All records must be quoted exactly. Omit the pictures.

* Start DATA TO PROCESS *

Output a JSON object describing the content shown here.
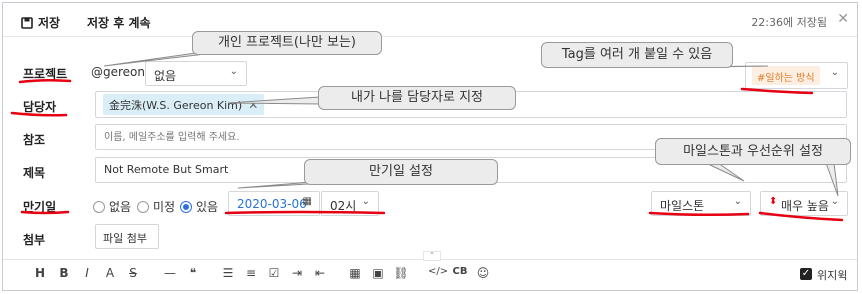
{
  "header": {
    "save_label": "저장",
    "save_continue_label": "저장 후 계속",
    "saved_at": "22:36에 저장됨"
  },
  "project": {
    "label": "프로젝트",
    "owner": "@gereon",
    "selected": "없음",
    "tag": "#일하는 방식"
  },
  "assignee": {
    "label": "담당자",
    "chip": "金完洙(W.S. Gereon Kim)"
  },
  "reference": {
    "label": "참조",
    "placeholder": "이름, 메일주소를 입력해 주세요."
  },
  "title": {
    "label": "제목",
    "value": "Not Remote But Smart"
  },
  "due": {
    "label": "만기일",
    "options": [
      "없음",
      "미정",
      "있음"
    ],
    "selected_index": 2,
    "date": "2020-03-06",
    "hour": "02시",
    "milestone": "마일스톤",
    "priority": "매우 높음"
  },
  "attach": {
    "label": "첨부",
    "button": "파일 첨부"
  },
  "toolbar": {
    "items": [
      "H",
      "B",
      "I",
      "A",
      "S",
      "—",
      "❝",
      "☰",
      "≡",
      "☑",
      "⇥",
      "⇤",
      "▦",
      "▣",
      "⛓",
      "</>",
      "CB",
      "☺"
    ],
    "wysiwyg_label": "위지윅"
  },
  "callouts": {
    "personal_project": "개인 프로젝트(나만 보는)",
    "self_assign": "내가 나를 담당자로 지정",
    "due_setting": "만기일 설정",
    "tags": "Tag를 여러 개 붙일 수 있음",
    "milestone_priority": "마일스톤과 우선순위 설정"
  },
  "colors": {
    "accent": "#2a72d8",
    "annotation_red": "#e60012",
    "tag_text": "#e07a28",
    "chip_bg": "#d9eef7"
  }
}
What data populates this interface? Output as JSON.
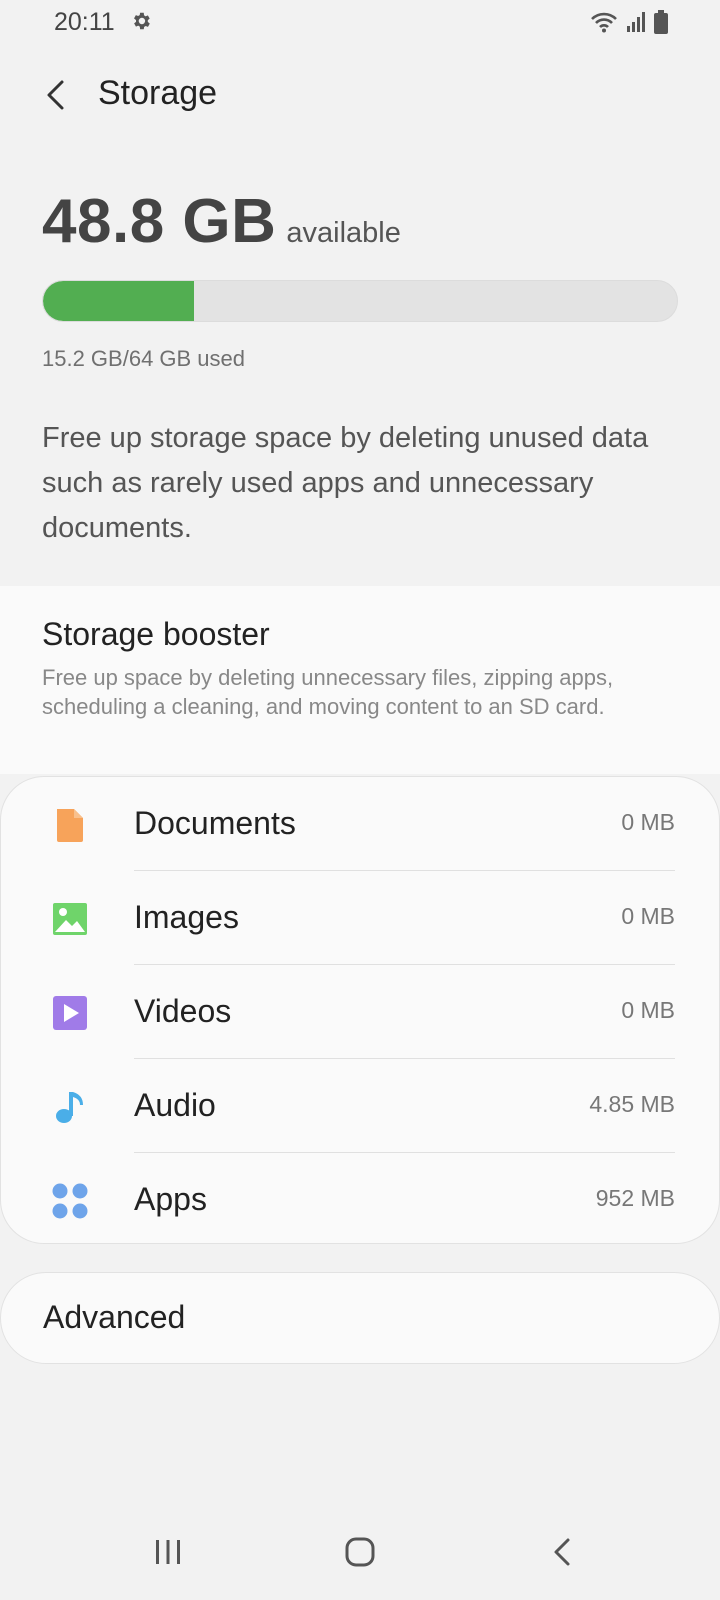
{
  "status_bar": {
    "time": "20:11",
    "icons": [
      "gear-icon",
      "wifi-icon",
      "signal-icon",
      "battery-icon"
    ]
  },
  "header": {
    "title": "Storage",
    "back_icon": "chevron-left-icon"
  },
  "summary": {
    "available_amount": "48.8 GB",
    "available_word": "available",
    "used_text": "15.2 GB/64 GB used",
    "used_fraction": 0.2375,
    "bar_color": "#52ae51",
    "description": "Free up storage space by deleting unused data such as rarely used apps and unnecessary documents."
  },
  "booster": {
    "title": "Storage booster",
    "description": "Free up space by deleting unnecessary files, zipping apps, scheduling a cleaning, and moving content to an SD card."
  },
  "categories": [
    {
      "label": "Documents",
      "size": "0 MB",
      "icon": "document-icon",
      "color": "#f7a35a"
    },
    {
      "label": "Images",
      "size": "0 MB",
      "icon": "image-icon",
      "color": "#6fd46a"
    },
    {
      "label": "Videos",
      "size": "0 MB",
      "icon": "video-icon",
      "color": "#a07be8"
    },
    {
      "label": "Audio",
      "size": "4.85 MB",
      "icon": "music-note-icon",
      "color": "#4aaee8"
    },
    {
      "label": "Apps",
      "size": "952 MB",
      "icon": "apps-grid-icon",
      "color": "#6ea4ea"
    }
  ],
  "advanced": {
    "label": "Advanced"
  },
  "nav_bar": {
    "icons": [
      "recents-icon",
      "home-icon",
      "back-icon"
    ]
  }
}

* End DATA TO PROCESS *

EXERCISE SOLUTION
Output a JSON object describing the content shown here.
{
  "header": {
    "save_label": "저장",
    "save_continue_label": "저장 후 계속",
    "saved_at": "22:36에 저장됨"
  },
  "project": {
    "label": "프로젝트",
    "owner": "@gereon",
    "selected": "없음",
    "tag": "#일하는 방식"
  },
  "assignee": {
    "label": "담당자",
    "chip": "金完洙(W.S. Gereon Kim)"
  },
  "reference": {
    "label": "참조",
    "placeholder": "이름, 메일주소를 입력해 주세요."
  },
  "title": {
    "label": "제목",
    "value": "Not Remote But Smart"
  },
  "due": {
    "label": "만기일",
    "options": [
      "없음",
      "미정",
      "있음"
    ],
    "selected_index": 2,
    "date": "2020-03-06",
    "hour": "02시",
    "milestone": "마일스톤",
    "priority": "매우 높음"
  },
  "attach": {
    "label": "첨부",
    "button": "파일 첨부"
  },
  "toolbar": {
    "items": [
      "H",
      "B",
      "I",
      "A",
      "S",
      "—",
      "❝",
      "☰",
      "≡",
      "☑",
      "⇥",
      "⇤",
      "▦",
      "▣",
      "⛓",
      "</>",
      "CB",
      "☺"
    ],
    "wysiwyg_label": "위지윅"
  },
  "callouts": {
    "personal_project": "개인 프로젝트(나만 보는)",
    "self_assign": "내가 나를 담당자로 지정",
    "due_setting": "만기일 설정",
    "tags": "Tag를 여러 개 붙일 수 있음",
    "milestone_priority": "마일스톤과 우선순위 설정"
  },
  "colors": {
    "accent": "#2a72d8",
    "annotation_red": "#e60012",
    "tag_text": "#e07a28",
    "chip_bg": "#d9eef7"
  }
}
What data populates this interface? Output as JSON.
{
  "status_bar": {
    "time": "20:11",
    "icons": [
      "gear-icon",
      "wifi-icon",
      "signal-icon",
      "battery-icon"
    ]
  },
  "header": {
    "title": "Storage",
    "back_icon": "chevron-left-icon"
  },
  "summary": {
    "available_amount": "48.8 GB",
    "available_word": "available",
    "used_text": "15.2 GB/64 GB used",
    "used_fraction": 0.2375,
    "bar_color": "#52ae51",
    "description": "Free up storage space by deleting unused data such as rarely used apps and unnecessary documents."
  },
  "booster": {
    "title": "Storage booster",
    "description": "Free up space by deleting unnecessary files, zipping apps, scheduling a cleaning, and moving content to an SD card."
  },
  "categories": [
    {
      "label": "Documents",
      "size": "0 MB",
      "icon": "document-icon",
      "color": "#f7a35a"
    },
    {
      "label": "Images",
      "size": "0 MB",
      "icon": "image-icon",
      "color": "#6fd46a"
    },
    {
      "label": "Videos",
      "size": "0 MB",
      "icon": "video-icon",
      "color": "#a07be8"
    },
    {
      "label": "Audio",
      "size": "4.85 MB",
      "icon": "music-note-icon",
      "color": "#4aaee8"
    },
    {
      "label": "Apps",
      "size": "952 MB",
      "icon": "apps-grid-icon",
      "color": "#6ea4ea"
    }
  ],
  "advanced": {
    "label": "Advanced"
  },
  "nav_bar": {
    "icons": [
      "recents-icon",
      "home-icon",
      "back-icon"
    ]
  }
}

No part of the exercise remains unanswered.